#### [Given task]
Answer with one number only: the number of lines that contain "Hindernismarkierung".
--- Supplied information ---
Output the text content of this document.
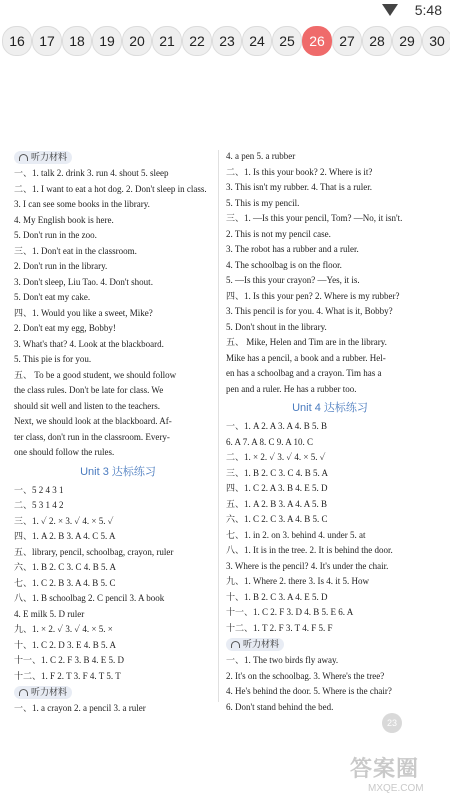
5:48
16	17	18	19	20	21	22	23	24	25	26	27	28	29	30
听力材料
一、1. talk 2. drink 3. run 4. shout 5. sleep
二、1. I want to eat a hot dog. 2. Don't sleep in class.
3. I can see some books in the library.
4. My English book is here.
5. Don't run in the zoo.
三、1. Don't eat in the classroom.
2. Don't run in the library.
3. Don't sleep, Liu Tao. 4. Don't shout.
5. Don't eat my cake.
四、1. Would you like a sweet, Mike?
2. Don't eat my egg, Bobby!
3. What's that? 4. Look at the blackboard.
5. This pie is for you.
五、 To be a good student, we should follow
the class rules. Don't be late for class. We
should sit well and listen to the teachers.
Next, we should look at the blackboard. Af-
ter class, don't run in the classroom. Every-
one should follow the rules.
Unit 3 达标练习
一、5 2 4 3 1
二、5 3 1 4 2
三、1. ✓ 2. × 3. ✓ 4. × 5. ✓
四、1. A 2. B 3. A 4. C 5. A
五、library, pencil, schoolbag, crayon, ruler
六、1. B 2. C 3. C 4. B 5. A
七、1. C 2. B 3. A 4. B 5. C
八、1. B schoolbag 2. C pencil 3. A book
4. E milk 5. D ruler
九、1. × 2. ✓ 3. ✓ 4. × 5. ×
十、1. C 2. D 3. E 4. B 5. A
十一、1. C 2. F 3. B 4. E 5. D
十二、1. F 2. T 3. F 4. T 5. T
听力材料
一、1. a crayon 2. a pencil 3. a ruler
4. a pen 5. a rubber
二、1. Is this your book? 2. Where is it?
3. This isn't my rubber. 4. That is a ruler.
5. This is my pencil.
三、1. —Is this your pencil, Tom? —No, it isn't.
2. This is not my pencil case.
3. The robot has a rubber and a ruler.
4. The schoolbag is on the floor.
5. —Is this your crayon? —Yes, it is.
四、1. Is this your pen? 2. Where is my rubber?
3. This pencil is for you. 4. What is it, Bobby?
5. Don't shout in the library.
五、 Mike, Helen and Tim are in the library.
Mike has a pencil, a book and a rubber. Hel-
en has a schoolbag and a crayon. Tim has a
pen and a ruler. He has a rubber too.
Unit 4 达标练习
一、1. A 2. A 3. A 4. B 5. B
6. A 7. A 8. C 9. A 10. C
二、1. × 2. ✓ 3. ✓ 4. × 5. ✓
三、1. B 2. C 3. C 4. B 5. A
四、1. C 2. A 3. B 4. E 5. D
五、1. A 2. B 3. A 4. A 5. B
六、1. C 2. C 3. A 4. B 5. C
七、1. in 2. on 3. behind 4. under 5. at
八、1. It is in the tree. 2. It is behind the door.
3. Where is the pencil? 4. It's under the chair.
九、1. Where 2. there 3. Is 4. it 5. How
十、1. B 2. C 3. A 4. E 5. D
十一、1. C 2. F 3. D 4. B 5. E 6. A
十二、1. T 2. F 3. T 4. F 5. F
听力材料
一、1. The two birds fly away.
2. It's on the schoolbag. 3. Where's the tree?
4. He's behind the door. 5. Where is the chair?
6. Don't stand behind the bed.
23
答案圈
MXQE.COM
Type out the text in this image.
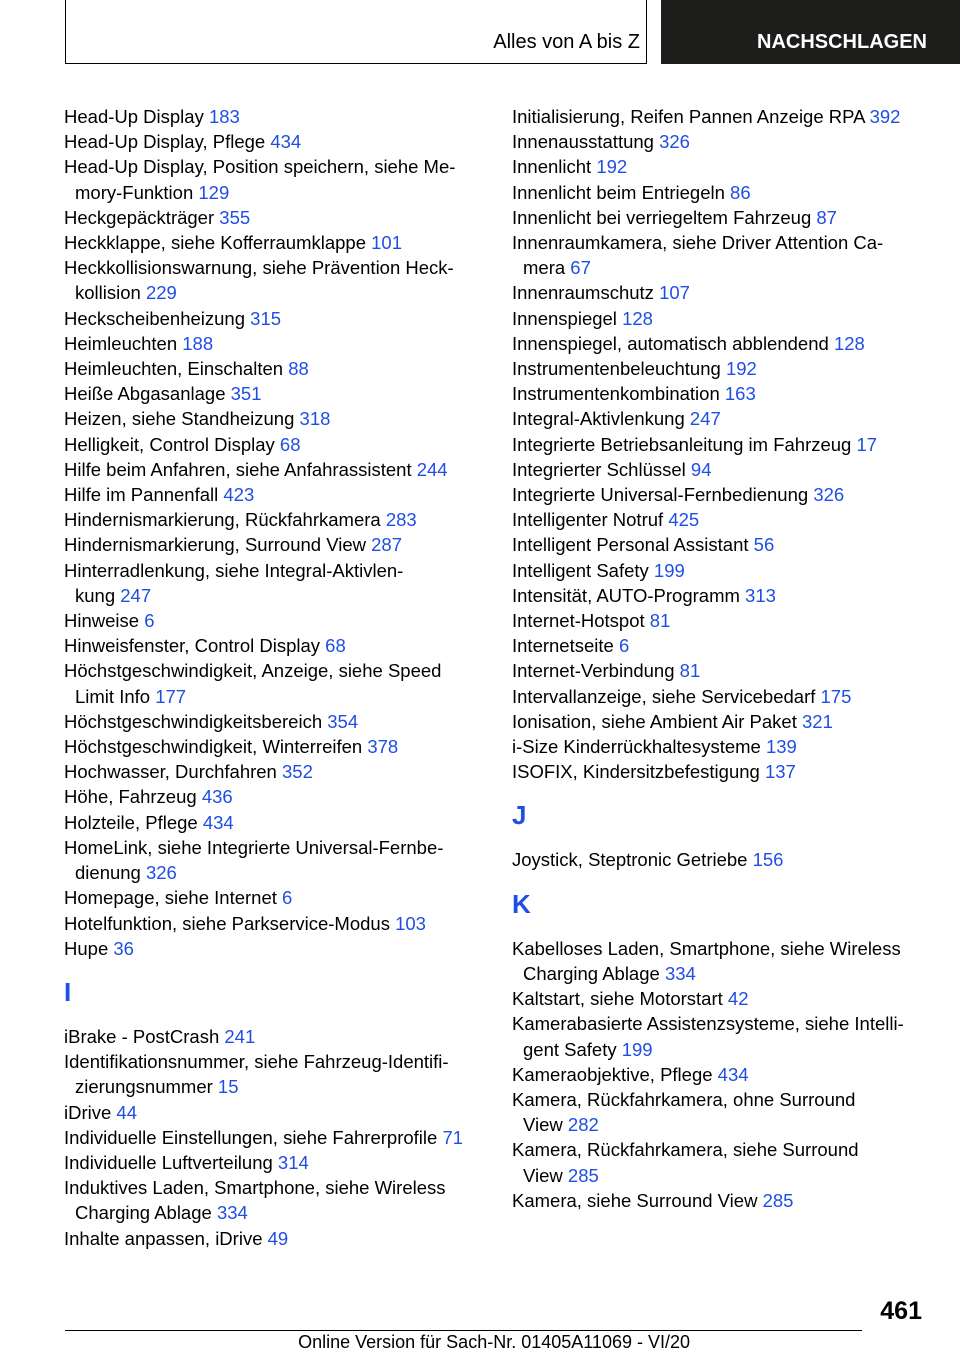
Alles von A bis Z	NACHSCHLAGEN
Head-Up Display 183
Head-Up Display, Pflege 434
Head-Up Display, Position speichern, siehe Me-
mory-Funktion 129
Heckgepäckträger 355
Heckklappe, siehe Kofferraumklappe 101
Heckkollisionswarnung, siehe Prävention Heck-
kollision 229
Heckscheibenheizung 315
Heimleuchten 188
Heimleuchten, Einschalten 88
Heiße Abgasanlage 351
Heizen, siehe Standheizung 318
Helligkeit, Control Display 68
Hilfe beim Anfahren, siehe Anfahrassistent 244
Hilfe im Pannenfall 423
Hindernismarkierung, Rückfahrkamera 283
Hindernismarkierung, Surround View 287
Hinterradlenkung, siehe Integral-Aktivlen-
kung 247
Hinweise 6
Hinweisfenster, Control Display 68
Höchstgeschwindigkeit, Anzeige, siehe Speed
Limit Info 177
Höchstgeschwindigkeitsbereich 354
Höchstgeschwindigkeit, Winterreifen 378
Hochwasser, Durchfahren 352
Höhe, Fahrzeug 436
Holzteile, Pflege 434
HomeLink, siehe Integrierte Universal-Fernbe-
dienung 326
Homepage, siehe Internet 6
Hotelfunktion, siehe Parkservice-Modus 103
Hupe 36
I
iBrake - PostCrash 241
Identifikationsnummer, siehe Fahrzeug-Identifi-
zierungsnummer 15
iDrive 44
Individuelle Einstellungen, siehe Fahrerprofile 71
Individuelle Luftverteilung 314
Induktives Laden, Smartphone, siehe Wireless
Charging Ablage 334
Inhalte anpassen, iDrive 49
Initialisierung, Reifen Pannen Anzeige RPA 392
Innenausstattung 326
Innenlicht 192
Innenlicht beim Entriegeln 86
Innenlicht bei verriegeltem Fahrzeug 87
Innenraumkamera, siehe Driver Attention Ca-
mera 67
Innenraumschutz 107
Innenspiegel 128
Innenspiegel, automatisch abblendend 128
Instrumentenbeleuchtung 192
Instrumentenkombination 163
Integral-Aktivlenkung 247
Integrierte Betriebsanleitung im Fahrzeug 17
Integrierter Schlüssel 94
Integrierte Universal-Fernbedienung 326
Intelligenter Notruf 425
Intelligent Personal Assistant 56
Intelligent Safety 199
Intensität, AUTO-Programm 313
Internet-Hotspot 81
Internetseite 6
Internet-Verbindung 81
Intervallanzeige, siehe Servicebedarf 175
Ionisation, siehe Ambient Air Paket 321
i-Size Kinderrückhaltesysteme 139
ISOFIX, Kindersitzbefestigung 137
J
Joystick, Steptronic Getriebe 156
K
Kabelloses Laden, Smartphone, siehe Wireless
Charging Ablage 334
Kaltstart, siehe Motorstart 42
Kamerabasierte Assistenzsysteme, siehe Intelli-
gent Safety 199
Kameraobjektive, Pflege 434
Kamera, Rückfahrkamera, ohne Surround
View 282
Kamera, Rückfahrkamera, siehe Surround
View 285
Kamera, siehe Surround View 285
461
Online Version für Sach-Nr. 01405A11069 - VI/20
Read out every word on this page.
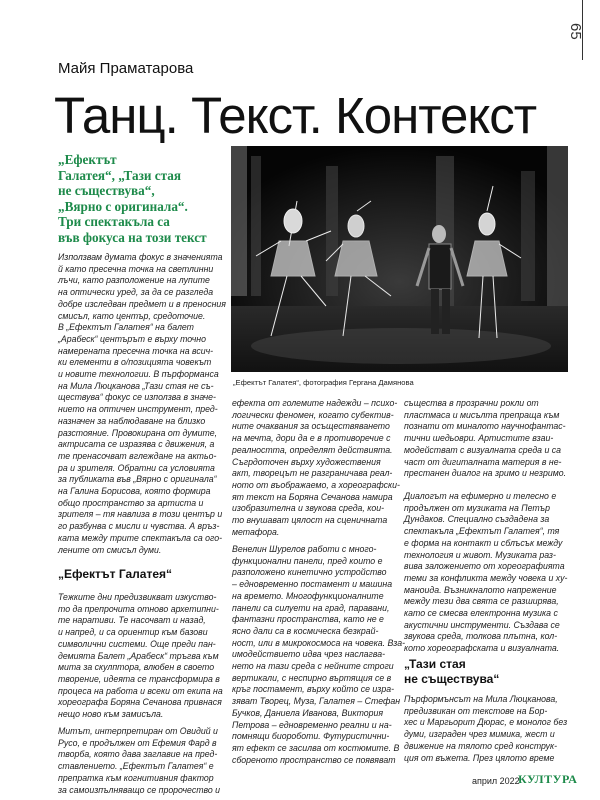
65
Майя Праматарова
Танц. Текст. Контекст
„Ефектът
Галатея“, „Тази стая
не съществува“,
„Вярно с оригинала“.
Три спектакъла са
във фокуса на този текст
„Ефектът Галатея“, фотография Гергана Дамянова
Използвам думата фокус в значенията
й като пресечна точка на светлинни
лъчи, като разположение на лупите
на оптически уред, за да се разгледа
добре изследван предмет и в преносния
смисъл, като център, средоточие.
В „Ефектът Галатея“ на балет
„Арабеск“ центърът е върху точно
намерената пресечна точка на всич-
ки елементи в о/позицията човекът
и новите технологии. В пърформанса
на Мила Люцканова „Тази стая не съ-
ществува“ фокус се използва в значе-
нието на оптичен инструмент, пред-
назначен за наблюдаване на близко
разстояние. Провокирана от думите,
актрисата се изразява с движения, а
те пренасочват вглеждане на актьо-
ра и зрителя. Обратни са условията
за публиката във „Вярно с оригинала“
на Галина Борисова, която формира
общо пространство за артиста и
зрителя – тя навлиза в този център и
го разбунва с мисли и чувства. А връз-
ката между трите спектакъла са ого-
лените от смисъл думи.
„Ефектът Галатея“
Тежките дни предизвикват изкуство-
то да препрочита отново архетипни-
те наративи. Те насочват и назад,
и напред, и са ориентир към базови
символични системи. Още преди пан-
демията Балет „Арабеск“ тръгва към
мита за скулптора, влюбен в своето
творение, идеята се трансформира в
процеса на работа и всеки от екипа на
хореографа Боряна Сечанова привнася
нещо ново към замисъла.
Митът, интерпретиран от Овидий и
Русо, е продължен от Ефемия Фард в
творба, която дава заглавие на пред-
ставлението. „Ефектът Галатея“ е
препратка към когнитивния фактор
за самоизпълняващо се пророчество и
ефекта от големите надежди – психо-
логически феномен, когато субектив-
ните очаквания за осъществяването
на мечта, дори да е в противоречие с
реалността, определят действията.
Съгрдоточен върху художествения
акт, творецът не разграничава реал-
ното от въображаемо, а хореографски-
ят текст на Боряна Сечанова намира
изобразителна и звукова среда, кои-
то внушават цялост на сценичната
метафора.
Венелин Шурелов работи с много-
функционални панели, пред които е
разположено кинетично устройство
– едновременно постамент и машина
на времето. Многофункционалните
панели са силуети на град, паравани,
фантазни пространства, като не е
ясно дали са в космическа безкрай-
ност, или в микрокосмоса на човека. Вза-
имодействието идва чрез наслагва-
нето на тази среда с нейните строги
вертикали, с неспирно въртящия се в
кръг постамент, върху който се изра-
зяват Творец, Муза, Галатея – Стефан
Бучков, Даниела Иванова, Виктория
Петрова – едновременно реални и на-
помнящи биороботи. Футуристични-
ят ефект се засилва от костюмите. В
сбореното пространство се появяват
същества в прозрачни рокли от
пластмаса и мисълта препраща към
познати от миналото научнофантас-
тични шедьоври. Артистите взаи-
модействат с визуалната среда и са
част от дигиталната материя в не-
престанен диалог на зримо и незримо.
Диалогът на ефимерно и телесно е
продължен от музиката на Петър
Дундаков. Специално създадена за
спектакъла „Ефектът Галатея“, тя
е форма на контакт и сблъсък между
технология и живот. Музиката раз-
вива заложението от хореографията
теми за конфликта между човека и ху-
маноида. Възникналото напрежение
между тези два свята се разширява,
като се смесва електронна музика с
акустични инструменти. Създава се
звукова среда, толкова плътна, кол-
кото хореографската и визуалната.
„Тази стая
не съществува“
Пърформънсът на Мила Люцканова,
предизвикан от текстове на Бор-
хес и Маргьорит Дюрас, е монолог без
думи, изграден чрез мимика, жест и
движение на тялото сред конструк-
ция от въжета. През цялото време
април 2022
КУЛТУРА
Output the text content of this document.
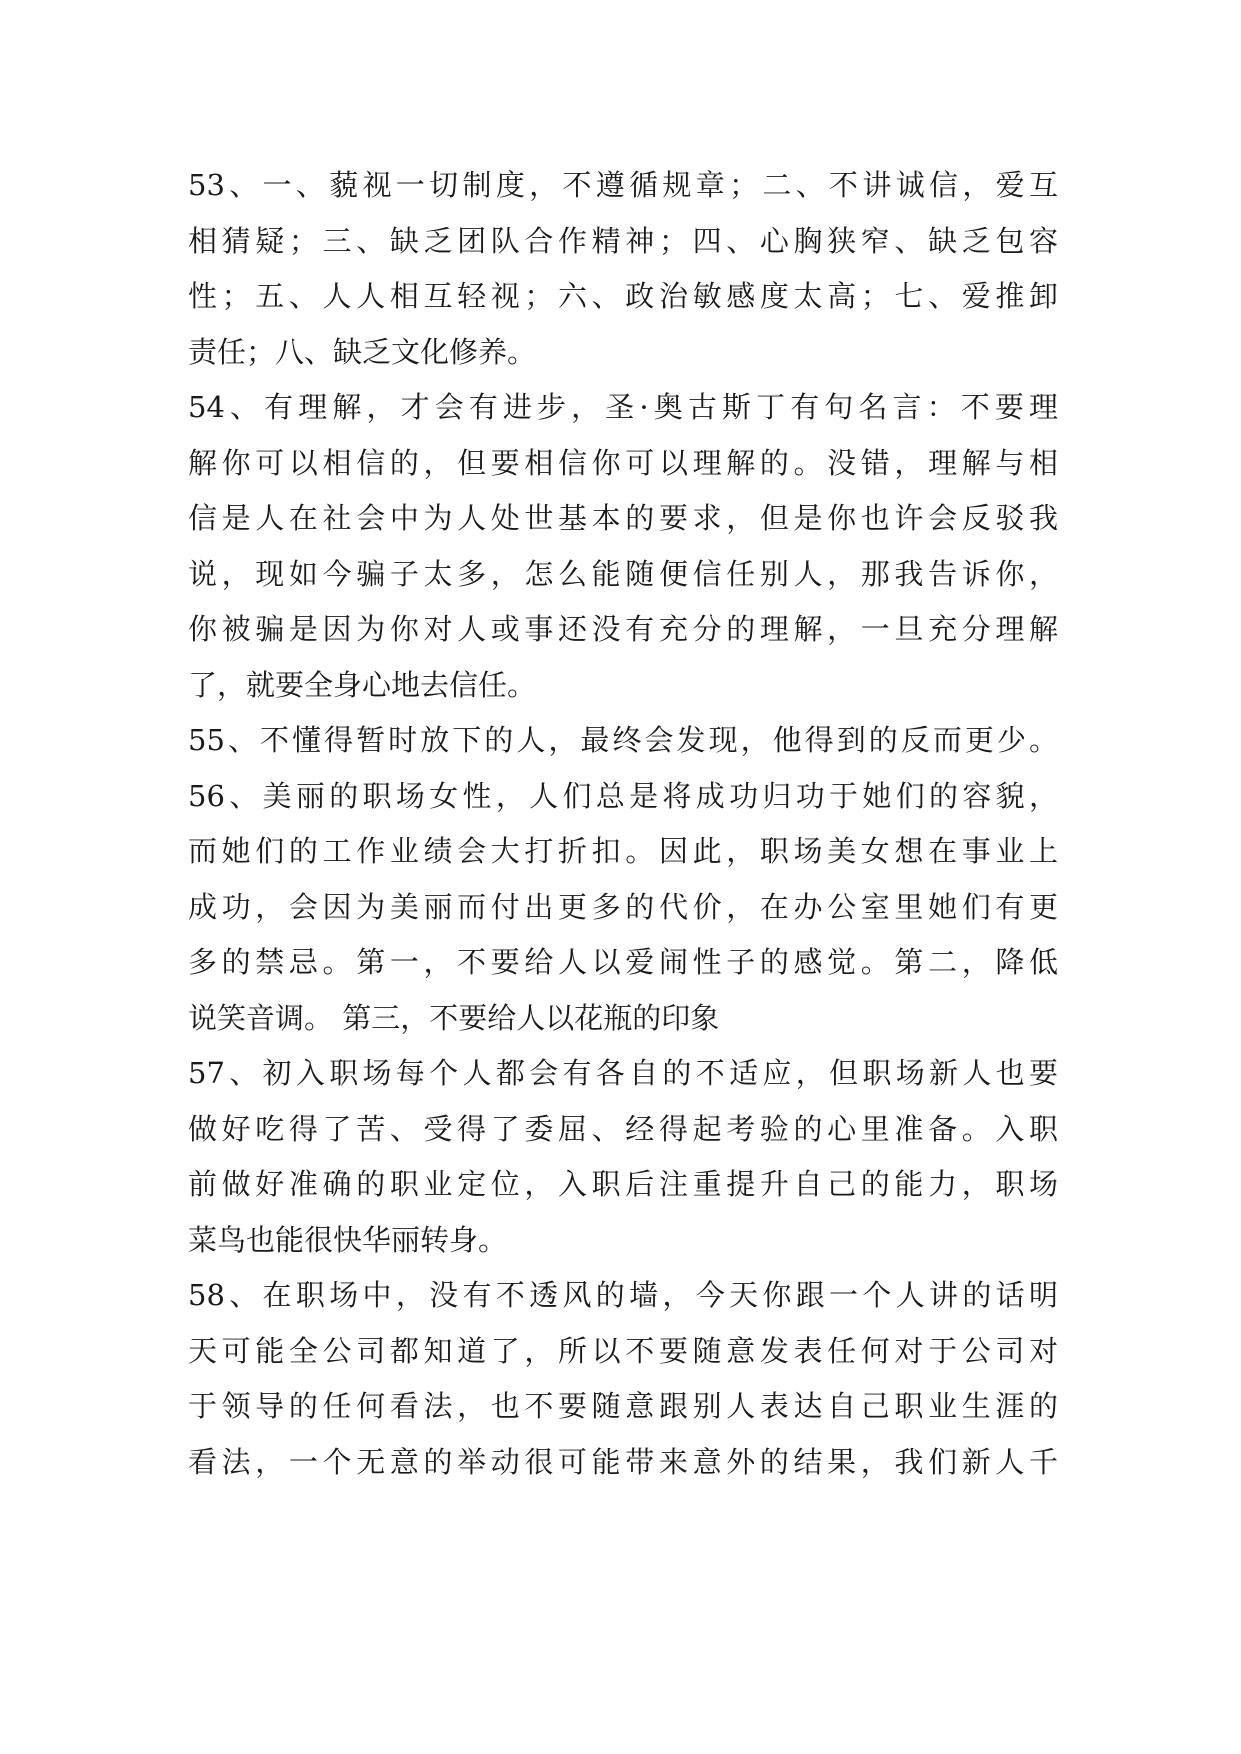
53、一、藐视一切制度，不遵循规章；二、不讲诚信，爱互
相猜疑；三、缺乏团队合作精神；四、心胸狭窄、缺乏包容
性；五、人人相互轻视；六、政治敏感度太高；七、爱推卸
责任；八、缺乏文化修养。
54、有理解，才会有进步，圣·奥古斯丁有句名言：不要理
解你可以相信的，但要相信你可以理解的。没错，理解与相
信是人在社会中为人处世基本的要求，但是你也许会反驳我
说，现如今骗子太多，怎么能随便信任别人，那我告诉你，
你被骗是因为你对人或事还没有充分的理解，一旦充分理解
了，就要全身心地去信任。
55、不懂得暂时放下的人，最终会发现，他得到的反而更少。
56、美丽的职场女性，人们总是将成功归功于她们的容貌，
而她们的工作业绩会大打折扣。因此，职场美女想在事业上
成功，会因为美丽而付出更多的代价，在办公室里她们有更
多的禁忌。第一，不要给人以爱闹性子的感觉。第二，降低
说笑音调。 第三，不要给人以花瓶的印象
57、初入职场每个人都会有各自的不适应，但职场新人也要
做好吃得了苦、受得了委屈、经得起考验的心里准备。入职
前做好准确的职业定位，入职后注重提升自己的能力，职场
菜鸟也能很快华丽转身。
58、在职场中，没有不透风的墙，今天你跟一个人讲的话明
天可能全公司都知道了，所以不要随意发表任何对于公司对
于领导的任何看法，也不要随意跟别人表达自己职业生涯的
看法，一个无意的举动很可能带来意外的结果，我们新人千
---
#### [Exercise result]
2